> _Instructions to follow_
Across the records below, count the lines that contain "this" and write down only the count.

> _Material shown_
===============

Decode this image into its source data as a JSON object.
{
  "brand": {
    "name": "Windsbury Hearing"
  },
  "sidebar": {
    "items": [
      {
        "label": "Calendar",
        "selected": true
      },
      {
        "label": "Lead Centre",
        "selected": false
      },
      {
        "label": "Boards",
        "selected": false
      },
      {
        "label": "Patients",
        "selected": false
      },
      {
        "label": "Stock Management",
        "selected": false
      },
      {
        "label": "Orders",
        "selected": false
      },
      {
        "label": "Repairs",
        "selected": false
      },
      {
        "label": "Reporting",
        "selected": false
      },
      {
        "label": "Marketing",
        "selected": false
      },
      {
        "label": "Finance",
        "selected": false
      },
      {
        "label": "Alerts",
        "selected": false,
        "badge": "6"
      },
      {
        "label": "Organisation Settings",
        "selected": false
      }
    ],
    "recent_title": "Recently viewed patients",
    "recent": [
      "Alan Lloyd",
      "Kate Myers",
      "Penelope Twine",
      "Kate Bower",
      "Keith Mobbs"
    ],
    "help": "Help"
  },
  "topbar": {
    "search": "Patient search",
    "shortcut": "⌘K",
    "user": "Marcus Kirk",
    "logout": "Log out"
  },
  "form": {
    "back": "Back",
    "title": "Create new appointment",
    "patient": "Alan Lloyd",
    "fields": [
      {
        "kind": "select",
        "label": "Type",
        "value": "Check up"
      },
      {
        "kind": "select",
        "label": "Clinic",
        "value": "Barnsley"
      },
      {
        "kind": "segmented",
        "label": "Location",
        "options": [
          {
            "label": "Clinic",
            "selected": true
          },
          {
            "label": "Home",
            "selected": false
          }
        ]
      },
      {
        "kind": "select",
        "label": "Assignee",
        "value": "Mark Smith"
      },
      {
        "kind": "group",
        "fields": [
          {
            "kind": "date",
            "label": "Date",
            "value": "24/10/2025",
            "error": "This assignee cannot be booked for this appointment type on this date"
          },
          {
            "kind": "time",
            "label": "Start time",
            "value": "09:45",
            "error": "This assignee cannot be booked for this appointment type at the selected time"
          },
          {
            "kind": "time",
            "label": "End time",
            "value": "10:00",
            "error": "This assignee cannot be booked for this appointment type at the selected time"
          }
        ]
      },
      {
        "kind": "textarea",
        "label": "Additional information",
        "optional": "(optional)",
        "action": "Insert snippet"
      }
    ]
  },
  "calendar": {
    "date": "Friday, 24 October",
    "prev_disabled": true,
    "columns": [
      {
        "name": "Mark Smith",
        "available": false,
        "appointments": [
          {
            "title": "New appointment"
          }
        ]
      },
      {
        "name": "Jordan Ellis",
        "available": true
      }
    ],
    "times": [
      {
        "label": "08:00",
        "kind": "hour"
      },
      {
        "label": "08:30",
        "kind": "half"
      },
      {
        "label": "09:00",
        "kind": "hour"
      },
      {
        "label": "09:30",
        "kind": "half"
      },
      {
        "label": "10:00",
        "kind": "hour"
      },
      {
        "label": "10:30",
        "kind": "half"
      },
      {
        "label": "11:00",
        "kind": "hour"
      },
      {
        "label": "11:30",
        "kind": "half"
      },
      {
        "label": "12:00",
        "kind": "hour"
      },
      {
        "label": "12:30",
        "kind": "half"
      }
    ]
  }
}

===============

> _Solution to the problem_
4